- **Data tied to figure images**
--------
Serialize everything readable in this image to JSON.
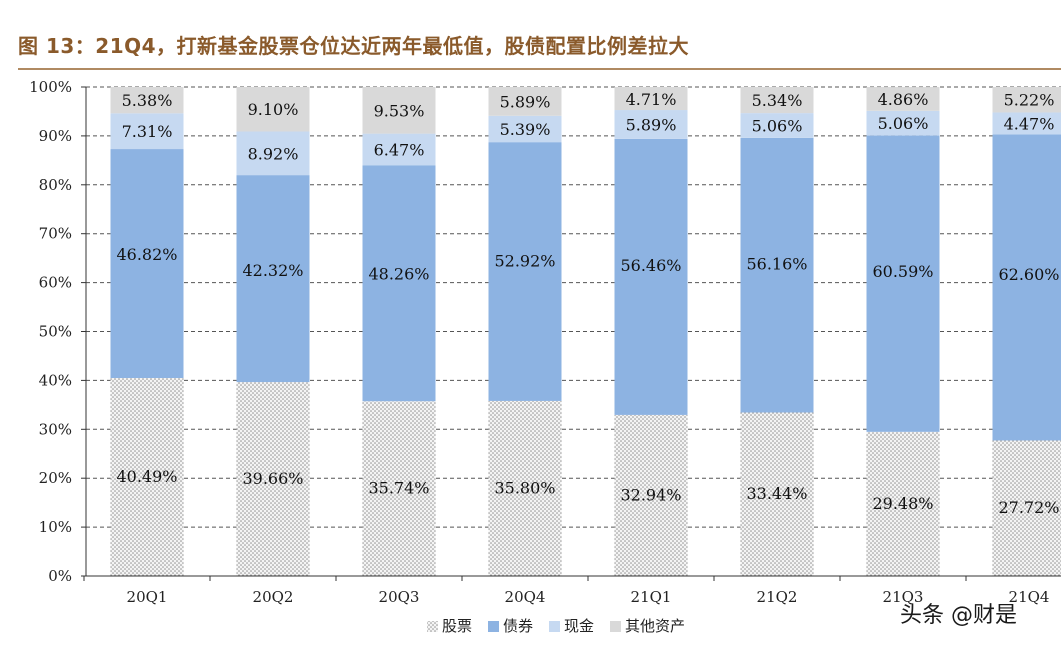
{
  "chart_data": {
    "type": "bar",
    "stacked": true,
    "title": "图 13：21Q4，打新基金股票仓位达近两年最低值，股债配置比例差拉大",
    "categories": [
      "20Q1",
      "20Q2",
      "20Q3",
      "20Q4",
      "21Q1",
      "21Q2",
      "21Q3",
      "21Q4"
    ],
    "series": [
      {
        "name": "股票",
        "values": [
          40.49,
          39.66,
          35.74,
          35.8,
          32.94,
          33.44,
          29.48,
          27.72
        ],
        "labels": [
          "40.49%",
          "39.66%",
          "35.74%",
          "35.80%",
          "32.94%",
          "33.44%",
          "29.48%",
          "27.72%"
        ]
      },
      {
        "name": "债券",
        "values": [
          46.82,
          42.32,
          48.26,
          52.92,
          56.46,
          56.16,
          60.59,
          62.6
        ],
        "labels": [
          "46.82%",
          "42.32%",
          "48.26%",
          "52.92%",
          "56.46%",
          "56.16%",
          "60.59%",
          "62.60%"
        ]
      },
      {
        "name": "现金",
        "values": [
          7.31,
          8.92,
          6.47,
          5.39,
          5.89,
          5.06,
          5.06,
          4.47
        ],
        "labels": [
          "7.31%",
          "8.92%",
          "6.47%",
          "5.39%",
          "5.89%",
          "5.06%",
          "5.06%",
          "4.47%"
        ]
      },
      {
        "name": "其他资产",
        "values": [
          5.38,
          9.1,
          9.53,
          5.89,
          4.71,
          5.34,
          4.86,
          5.22
        ],
        "labels": [
          "5.38%",
          "9.10%",
          "9.53%",
          "5.89%",
          "4.71%",
          "5.34%",
          "4.86%",
          "5.22%"
        ]
      }
    ],
    "colors": [
      "#f2f2f2",
      "#8db3e2",
      "#c6d9f1",
      "#d9d9d9"
    ],
    "ylim": [
      0,
      100
    ],
    "yticks": [
      "0%",
      "10%",
      "20%",
      "30%",
      "40%",
      "50%",
      "60%",
      "70%",
      "80%",
      "90%",
      "100%"
    ],
    "grid": true,
    "legend": "bottom",
    "xlabel": "",
    "ylabel": ""
  },
  "watermark": "头条 @财是"
}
--------
- **What is expected**
Repeat the records above exactly, omitting every picture.

- **The solution**
Serialize everything readable in this image to JSON.
{
  "chart_data": {
    "type": "bar",
    "stacked": true,
    "title": "图 13：21Q4，打新基金股票仓位达近两年最低值，股债配置比例差拉大",
    "categories": [
      "20Q1",
      "20Q2",
      "20Q3",
      "20Q4",
      "21Q1",
      "21Q2",
      "21Q3",
      "21Q4"
    ],
    "series": [
      {
        "name": "股票",
        "values": [
          40.49,
          39.66,
          35.74,
          35.8,
          32.94,
          33.44,
          29.48,
          27.72
        ],
        "labels": [
          "40.49%",
          "39.66%",
          "35.74%",
          "35.80%",
          "32.94%",
          "33.44%",
          "29.48%",
          "27.72%"
        ]
      },
      {
        "name": "债券",
        "values": [
          46.82,
          42.32,
          48.26,
          52.92,
          56.46,
          56.16,
          60.59,
          62.6
        ],
        "labels": [
          "46.82%",
          "42.32%",
          "48.26%",
          "52.92%",
          "56.46%",
          "56.16%",
          "60.59%",
          "62.60%"
        ]
      },
      {
        "name": "现金",
        "values": [
          7.31,
          8.92,
          6.47,
          5.39,
          5.89,
          5.06,
          5.06,
          4.47
        ],
        "labels": [
          "7.31%",
          "8.92%",
          "6.47%",
          "5.39%",
          "5.89%",
          "5.06%",
          "5.06%",
          "4.47%"
        ]
      },
      {
        "name": "其他资产",
        "values": [
          5.38,
          9.1,
          9.53,
          5.89,
          4.71,
          5.34,
          4.86,
          5.22
        ],
        "labels": [
          "5.38%",
          "9.10%",
          "9.53%",
          "5.89%",
          "4.71%",
          "5.34%",
          "4.86%",
          "5.22%"
        ]
      }
    ],
    "colors": [
      "#f2f2f2",
      "#8db3e2",
      "#c6d9f1",
      "#d9d9d9"
    ],
    "ylim": [
      0,
      100
    ],
    "yticks": [
      "0%",
      "10%",
      "20%",
      "30%",
      "40%",
      "50%",
      "60%",
      "70%",
      "80%",
      "90%",
      "100%"
    ],
    "grid": true,
    "legend": "bottom",
    "xlabel": "",
    "ylabel": ""
  },
  "watermark": "头条 @财是"
}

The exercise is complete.